[Begin THE RECORDS]
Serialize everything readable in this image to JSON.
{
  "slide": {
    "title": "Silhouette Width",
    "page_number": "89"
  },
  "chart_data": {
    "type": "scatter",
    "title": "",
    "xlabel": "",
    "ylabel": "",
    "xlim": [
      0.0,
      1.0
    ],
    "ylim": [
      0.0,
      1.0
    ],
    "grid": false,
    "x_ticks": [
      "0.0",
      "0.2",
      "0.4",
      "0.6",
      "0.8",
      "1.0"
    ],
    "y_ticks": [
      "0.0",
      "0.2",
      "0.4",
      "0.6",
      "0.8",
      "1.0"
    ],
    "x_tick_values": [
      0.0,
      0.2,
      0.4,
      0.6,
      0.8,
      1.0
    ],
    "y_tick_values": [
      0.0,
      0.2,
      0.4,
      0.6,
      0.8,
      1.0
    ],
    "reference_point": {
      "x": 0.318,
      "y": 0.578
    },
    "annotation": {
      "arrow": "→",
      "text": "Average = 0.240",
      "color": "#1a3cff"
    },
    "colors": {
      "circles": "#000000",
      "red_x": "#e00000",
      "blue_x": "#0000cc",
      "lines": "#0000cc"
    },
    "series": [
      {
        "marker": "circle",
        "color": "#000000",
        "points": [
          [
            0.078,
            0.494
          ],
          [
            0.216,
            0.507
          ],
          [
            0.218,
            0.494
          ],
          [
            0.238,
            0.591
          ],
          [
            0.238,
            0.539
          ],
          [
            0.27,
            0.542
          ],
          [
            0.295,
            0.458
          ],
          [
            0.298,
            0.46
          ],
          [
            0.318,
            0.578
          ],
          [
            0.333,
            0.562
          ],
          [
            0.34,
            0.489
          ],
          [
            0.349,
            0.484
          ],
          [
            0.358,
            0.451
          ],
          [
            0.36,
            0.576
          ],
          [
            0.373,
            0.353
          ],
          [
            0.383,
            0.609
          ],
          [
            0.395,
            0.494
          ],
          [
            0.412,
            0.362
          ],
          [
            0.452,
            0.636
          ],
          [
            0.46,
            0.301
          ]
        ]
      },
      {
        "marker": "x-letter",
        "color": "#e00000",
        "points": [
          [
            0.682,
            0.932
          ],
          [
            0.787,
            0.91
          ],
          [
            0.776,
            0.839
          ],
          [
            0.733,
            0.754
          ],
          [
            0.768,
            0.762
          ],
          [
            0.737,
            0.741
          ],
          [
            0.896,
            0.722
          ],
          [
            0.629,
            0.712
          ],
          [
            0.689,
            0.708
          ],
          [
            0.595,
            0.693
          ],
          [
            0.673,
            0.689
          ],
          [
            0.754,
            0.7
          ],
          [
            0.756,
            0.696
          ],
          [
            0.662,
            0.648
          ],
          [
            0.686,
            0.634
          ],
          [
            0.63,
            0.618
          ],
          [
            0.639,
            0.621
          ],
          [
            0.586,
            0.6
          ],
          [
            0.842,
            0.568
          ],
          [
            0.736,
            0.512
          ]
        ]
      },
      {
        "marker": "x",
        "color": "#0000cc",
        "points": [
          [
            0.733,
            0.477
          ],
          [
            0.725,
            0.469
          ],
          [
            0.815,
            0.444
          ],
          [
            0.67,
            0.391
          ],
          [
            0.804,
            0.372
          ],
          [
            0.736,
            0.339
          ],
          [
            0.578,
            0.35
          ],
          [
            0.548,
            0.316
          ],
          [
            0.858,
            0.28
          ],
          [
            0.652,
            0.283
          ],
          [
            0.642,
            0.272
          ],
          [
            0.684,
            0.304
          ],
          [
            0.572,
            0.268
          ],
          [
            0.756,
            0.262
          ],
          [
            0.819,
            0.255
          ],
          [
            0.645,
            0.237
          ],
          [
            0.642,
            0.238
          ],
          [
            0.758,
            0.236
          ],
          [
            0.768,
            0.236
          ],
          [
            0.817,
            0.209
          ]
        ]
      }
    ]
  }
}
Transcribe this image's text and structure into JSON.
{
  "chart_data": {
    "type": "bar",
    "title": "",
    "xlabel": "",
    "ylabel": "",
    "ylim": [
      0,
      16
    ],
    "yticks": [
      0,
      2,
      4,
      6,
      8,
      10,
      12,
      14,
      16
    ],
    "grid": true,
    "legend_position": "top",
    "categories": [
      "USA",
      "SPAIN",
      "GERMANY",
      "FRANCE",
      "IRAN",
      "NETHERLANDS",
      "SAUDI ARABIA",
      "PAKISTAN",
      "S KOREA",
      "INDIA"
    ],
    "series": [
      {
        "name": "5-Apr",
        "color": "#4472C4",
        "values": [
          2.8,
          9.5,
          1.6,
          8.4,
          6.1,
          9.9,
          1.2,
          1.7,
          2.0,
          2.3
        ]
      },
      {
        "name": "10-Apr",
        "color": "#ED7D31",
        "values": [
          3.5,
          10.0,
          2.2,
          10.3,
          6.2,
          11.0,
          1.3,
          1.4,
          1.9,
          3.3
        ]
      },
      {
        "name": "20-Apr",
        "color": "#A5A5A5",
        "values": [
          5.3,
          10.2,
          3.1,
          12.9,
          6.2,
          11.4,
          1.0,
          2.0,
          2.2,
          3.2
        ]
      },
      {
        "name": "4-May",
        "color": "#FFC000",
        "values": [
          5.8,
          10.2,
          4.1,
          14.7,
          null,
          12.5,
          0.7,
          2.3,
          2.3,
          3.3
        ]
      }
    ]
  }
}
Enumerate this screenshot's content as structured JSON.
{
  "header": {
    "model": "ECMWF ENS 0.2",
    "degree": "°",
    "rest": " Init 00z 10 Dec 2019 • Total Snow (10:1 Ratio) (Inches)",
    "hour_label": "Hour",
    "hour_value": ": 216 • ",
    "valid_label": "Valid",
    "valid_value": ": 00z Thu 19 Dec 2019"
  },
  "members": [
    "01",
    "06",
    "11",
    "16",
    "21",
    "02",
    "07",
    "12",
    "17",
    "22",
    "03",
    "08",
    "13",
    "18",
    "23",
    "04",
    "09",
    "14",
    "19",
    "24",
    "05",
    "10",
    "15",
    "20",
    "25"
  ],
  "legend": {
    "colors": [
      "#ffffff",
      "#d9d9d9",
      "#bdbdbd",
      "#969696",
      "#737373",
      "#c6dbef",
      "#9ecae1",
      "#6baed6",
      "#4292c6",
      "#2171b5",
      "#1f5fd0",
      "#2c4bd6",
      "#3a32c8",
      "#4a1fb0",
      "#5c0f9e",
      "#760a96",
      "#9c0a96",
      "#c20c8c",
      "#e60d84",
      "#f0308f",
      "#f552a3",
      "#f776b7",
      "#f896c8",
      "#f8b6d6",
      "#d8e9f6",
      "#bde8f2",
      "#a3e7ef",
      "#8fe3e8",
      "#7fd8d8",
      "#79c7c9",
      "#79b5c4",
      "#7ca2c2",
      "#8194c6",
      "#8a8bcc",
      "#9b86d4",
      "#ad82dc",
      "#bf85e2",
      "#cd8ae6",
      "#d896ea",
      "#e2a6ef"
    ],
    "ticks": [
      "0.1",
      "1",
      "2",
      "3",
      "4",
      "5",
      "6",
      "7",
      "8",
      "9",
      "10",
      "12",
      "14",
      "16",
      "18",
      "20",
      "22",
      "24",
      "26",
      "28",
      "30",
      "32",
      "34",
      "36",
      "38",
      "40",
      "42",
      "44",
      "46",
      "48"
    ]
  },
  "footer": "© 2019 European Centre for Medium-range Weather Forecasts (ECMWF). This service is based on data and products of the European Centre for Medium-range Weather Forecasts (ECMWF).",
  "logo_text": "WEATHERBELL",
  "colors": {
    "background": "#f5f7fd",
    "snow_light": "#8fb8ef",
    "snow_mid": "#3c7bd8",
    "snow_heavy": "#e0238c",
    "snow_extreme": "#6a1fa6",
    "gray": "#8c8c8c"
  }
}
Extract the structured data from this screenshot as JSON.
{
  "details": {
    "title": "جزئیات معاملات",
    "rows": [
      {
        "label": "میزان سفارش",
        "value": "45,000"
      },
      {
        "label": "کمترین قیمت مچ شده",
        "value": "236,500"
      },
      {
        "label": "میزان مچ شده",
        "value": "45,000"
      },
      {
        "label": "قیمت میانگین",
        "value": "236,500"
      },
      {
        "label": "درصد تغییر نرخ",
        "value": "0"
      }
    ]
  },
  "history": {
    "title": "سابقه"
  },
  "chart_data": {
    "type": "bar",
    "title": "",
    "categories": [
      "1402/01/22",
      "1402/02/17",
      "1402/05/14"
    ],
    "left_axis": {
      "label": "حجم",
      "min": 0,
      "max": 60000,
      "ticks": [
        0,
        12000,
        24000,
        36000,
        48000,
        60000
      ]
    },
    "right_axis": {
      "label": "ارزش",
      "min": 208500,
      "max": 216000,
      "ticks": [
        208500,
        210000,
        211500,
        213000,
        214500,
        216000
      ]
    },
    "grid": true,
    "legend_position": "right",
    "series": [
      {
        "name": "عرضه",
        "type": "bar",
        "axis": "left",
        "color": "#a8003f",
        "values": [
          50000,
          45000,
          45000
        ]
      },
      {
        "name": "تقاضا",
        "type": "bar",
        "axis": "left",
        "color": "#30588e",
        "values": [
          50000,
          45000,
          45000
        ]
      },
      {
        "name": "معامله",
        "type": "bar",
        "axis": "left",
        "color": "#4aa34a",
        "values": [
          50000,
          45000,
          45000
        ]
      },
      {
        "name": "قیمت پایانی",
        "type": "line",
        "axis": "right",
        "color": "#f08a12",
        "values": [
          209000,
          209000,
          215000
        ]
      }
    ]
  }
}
[End THE RECORDS]
◆ **OBJECTIVE**: Which lines include "JSON"? Copy each of them out.

◆ **SOLUTION FOR THIS PROBLEM**:
Serialize everything readable in this image to JSON.
Transcribe this image's text and structure into JSON.
Enumerate this screenshot's content as structured JSON.
Extract the structured data from this screenshot as JSON.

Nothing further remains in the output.